Problem description: Output the entries below exactly as written, omitting pictures.

== Information shown

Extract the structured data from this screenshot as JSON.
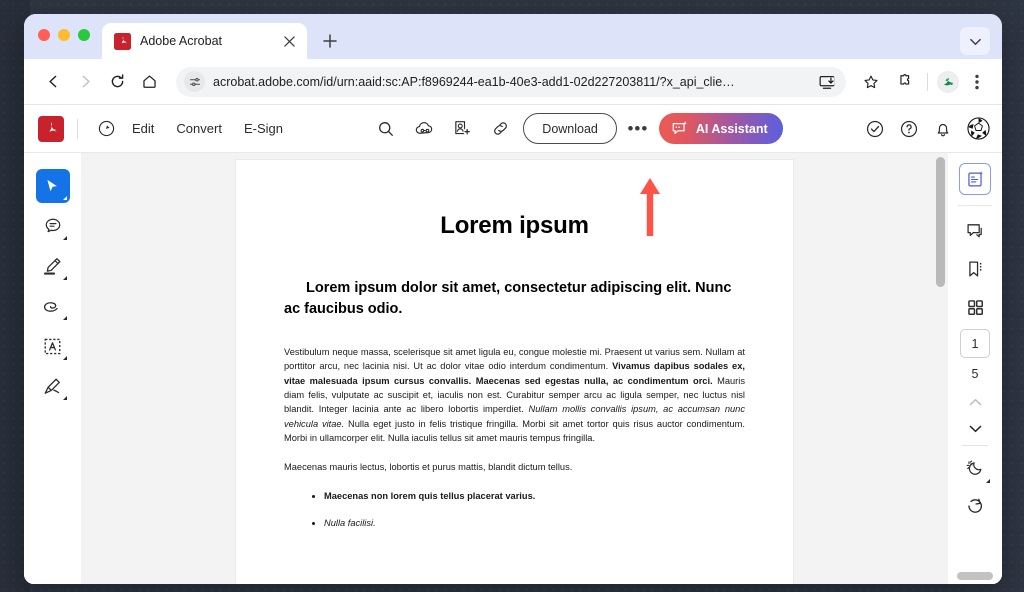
{
  "browser": {
    "traffic_lights": [
      "close",
      "minimize",
      "zoom"
    ],
    "tab": {
      "title": "Adobe Acrobat",
      "favicon": "adobe-acrobat-icon",
      "close_label": "×"
    },
    "new_tab_label": "+",
    "nav": {
      "back": "back-arrow",
      "forward": "forward-arrow",
      "reload": "reload-icon",
      "home": "home-icon"
    },
    "omnibox": {
      "site_settings_icon": "site-settings-icon",
      "url": "acrobat.adobe.com/id/urn:aaid:sc:AP:f8969244-ea1b-40e3-add1-02d227203811/?x_api_clie…",
      "install_icon": "install-app-icon",
      "bookmark_icon": "star-icon"
    },
    "controls": {
      "extensions_icon": "extensions-puzzle-icon",
      "profile_icon": "profile-avatar",
      "menu_icon": "three-dot-menu-icon",
      "tab_list_icon": "chevron-down-icon"
    }
  },
  "acrobat": {
    "logo": "adobe-acrobat-logo",
    "history_icon": "recent-history-icon",
    "menus": [
      {
        "label": "Edit",
        "name": "edit"
      },
      {
        "label": "Convert",
        "name": "convert"
      },
      {
        "label": "E-Sign",
        "name": "e-sign"
      }
    ],
    "center_tools": [
      {
        "name": "search-icon"
      },
      {
        "name": "share-cloud-icon"
      },
      {
        "name": "invite-people-icon"
      },
      {
        "name": "link-icon"
      }
    ],
    "download_label": "Download",
    "more_label": "•••",
    "ai_assistant_label": "AI Assistant",
    "ai_assistant_icon": "ai-chat-sparkle-icon",
    "right_tools": [
      {
        "name": "check-circle-icon"
      },
      {
        "name": "help-question-icon"
      },
      {
        "name": "notification-bell-icon"
      },
      {
        "name": "globe-avatar-icon"
      }
    ],
    "left_rail": [
      {
        "name": "select-cursor-tool",
        "active": true
      },
      {
        "name": "comment-bubble-tool",
        "active": false
      },
      {
        "name": "highlighter-pen-tool",
        "active": false
      },
      {
        "name": "draw-lasso-tool",
        "active": false
      },
      {
        "name": "add-text-box-tool",
        "active": false
      },
      {
        "name": "signature-tool",
        "active": false
      }
    ],
    "right_rail": {
      "top_tools": [
        {
          "name": "ai-summary-panel",
          "active": true
        }
      ],
      "panel_tools": [
        {
          "name": "comments-panel"
        },
        {
          "name": "bookmarks-panel"
        },
        {
          "name": "page-thumbnails-panel"
        }
      ],
      "current_page": "1",
      "total_pages": "5",
      "prev_page_icon": "chevron-up-icon",
      "next_page_icon": "chevron-down-icon",
      "appearance_icon": "dark-mode-moon-icon",
      "rotate_icon": "rotate-clockwise-icon"
    }
  },
  "document": {
    "title": "Lorem ipsum",
    "subtitle": "Lorem ipsum dolor sit amet, consectetur adipiscing elit. Nunc ac faucibus odio.",
    "paragraph1_part1": "Vestibulum neque massa, scelerisque sit amet ligula eu, congue molestie mi. Praesent ut varius sem. Nullam at porttitor arcu, nec lacinia nisi. Ut ac dolor vitae odio interdum condimentum. ",
    "paragraph1_bold": "Vivamus dapibus sodales ex, vitae malesuada ipsum cursus convallis. Maecenas sed egestas nulla, ac condimentum orci.",
    "paragraph1_part2": " Mauris diam felis, vulputate ac suscipit et, iaculis non est. Curabitur semper arcu ac ligula semper, nec luctus nisl blandit. Integer lacinia ante ac libero lobortis imperdiet. ",
    "paragraph1_italic": "Nullam mollis convallis ipsum, ac accumsan nunc vehicula vitae.",
    "paragraph1_part3": " Nulla eget justo in felis tristique fringilla. Morbi sit amet tortor quis risus auctor condimentum. Morbi in ullamcorper elit. Nulla iaculis tellus sit amet mauris tempus fringilla.",
    "paragraph2": "Maecenas mauris lectus, lobortis et purus mattis, blandit dictum tellus.",
    "bullet1": "Maecenas non lorem quis tellus placerat varius.",
    "bullet2": "Nulla facilisi."
  },
  "annotation": {
    "arrow": "red-up-arrow-pointing-to-download",
    "color": "#ff5347"
  },
  "colors": {
    "accent_blue": "#1473e6",
    "adobe_red": "#c8232c",
    "ai_gradient_start": "#ec5b53",
    "ai_gradient_end": "#5a5fe0",
    "annotation_red": "#ff5347",
    "desktop_bg": "#2e3542",
    "tab_strip_bg": "#dde3f8"
  }
}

====

Answer for this exercise:
Extract the structured data from this screenshot as JSON.
{
  "browser": {
    "traffic_lights": [
      "close",
      "minimize",
      "zoom"
    ],
    "tab": {
      "title": "Adobe Acrobat",
      "favicon": "adobe-acrobat-icon",
      "close_label": "×"
    },
    "new_tab_label": "+",
    "nav": {
      "back": "back-arrow",
      "forward": "forward-arrow",
      "reload": "reload-icon",
      "home": "home-icon"
    },
    "omnibox": {
      "site_settings_icon": "site-settings-icon",
      "url": "acrobat.adobe.com/id/urn:aaid:sc:AP:f8969244-ea1b-40e3-add1-02d227203811/?x_api_clie…",
      "install_icon": "install-app-icon",
      "bookmark_icon": "star-icon"
    },
    "controls": {
      "extensions_icon": "extensions-puzzle-icon",
      "profile_icon": "profile-avatar",
      "menu_icon": "three-dot-menu-icon",
      "tab_list_icon": "chevron-down-icon"
    }
  },
  "acrobat": {
    "logo": "adobe-acrobat-logo",
    "history_icon": "recent-history-icon",
    "menus": [
      {
        "label": "Edit",
        "name": "edit"
      },
      {
        "label": "Convert",
        "name": "convert"
      },
      {
        "label": "E-Sign",
        "name": "e-sign"
      }
    ],
    "center_tools": [
      {
        "name": "search-icon"
      },
      {
        "name": "share-cloud-icon"
      },
      {
        "name": "invite-people-icon"
      },
      {
        "name": "link-icon"
      }
    ],
    "download_label": "Download",
    "more_label": "•••",
    "ai_assistant_label": "AI Assistant",
    "ai_assistant_icon": "ai-chat-sparkle-icon",
    "right_tools": [
      {
        "name": "check-circle-icon"
      },
      {
        "name": "help-question-icon"
      },
      {
        "name": "notification-bell-icon"
      },
      {
        "name": "globe-avatar-icon"
      }
    ],
    "left_rail": [
      {
        "name": "select-cursor-tool",
        "active": true
      },
      {
        "name": "comment-bubble-tool",
        "active": false
      },
      {
        "name": "highlighter-pen-tool",
        "active": false
      },
      {
        "name": "draw-lasso-tool",
        "active": false
      },
      {
        "name": "add-text-box-tool",
        "active": false
      },
      {
        "name": "signature-tool",
        "active": false
      }
    ],
    "right_rail": {
      "top_tools": [
        {
          "name": "ai-summary-panel",
          "active": true
        }
      ],
      "panel_tools": [
        {
          "name": "comments-panel"
        },
        {
          "name": "bookmarks-panel"
        },
        {
          "name": "page-thumbnails-panel"
        }
      ],
      "current_page": "1",
      "total_pages": "5",
      "prev_page_icon": "chevron-up-icon",
      "next_page_icon": "chevron-down-icon",
      "appearance_icon": "dark-mode-moon-icon",
      "rotate_icon": "rotate-clockwise-icon"
    }
  },
  "document": {
    "title": "Lorem ipsum",
    "subtitle": "Lorem ipsum dolor sit amet, consectetur adipiscing elit. Nunc ac faucibus odio.",
    "paragraph1_part1": "Vestibulum neque massa, scelerisque sit amet ligula eu, congue molestie mi. Praesent ut varius sem. Nullam at porttitor arcu, nec lacinia nisi. Ut ac dolor vitae odio interdum condimentum. ",
    "paragraph1_bold": "Vivamus dapibus sodales ex, vitae malesuada ipsum cursus convallis. Maecenas sed egestas nulla, ac condimentum orci.",
    "paragraph1_part2": " Mauris diam felis, vulputate ac suscipit et, iaculis non est. Curabitur semper arcu ac ligula semper, nec luctus nisl blandit. Integer lacinia ante ac libero lobortis imperdiet. ",
    "paragraph1_italic": "Nullam mollis convallis ipsum, ac accumsan nunc vehicula vitae.",
    "paragraph1_part3": " Nulla eget justo in felis tristique fringilla. Morbi sit amet tortor quis risus auctor condimentum. Morbi in ullamcorper elit. Nulla iaculis tellus sit amet mauris tempus fringilla.",
    "paragraph2": "Maecenas mauris lectus, lobortis et purus mattis, blandit dictum tellus.",
    "bullet1": "Maecenas non lorem quis tellus placerat varius.",
    "bullet2": "Nulla facilisi."
  },
  "annotation": {
    "arrow": "red-up-arrow-pointing-to-download",
    "color": "#ff5347"
  },
  "colors": {
    "accent_blue": "#1473e6",
    "adobe_red": "#c8232c",
    "ai_gradient_start": "#ec5b53",
    "ai_gradient_end": "#5a5fe0",
    "annotation_red": "#ff5347",
    "desktop_bg": "#2e3542",
    "tab_strip_bg": "#dde3f8"
  }
}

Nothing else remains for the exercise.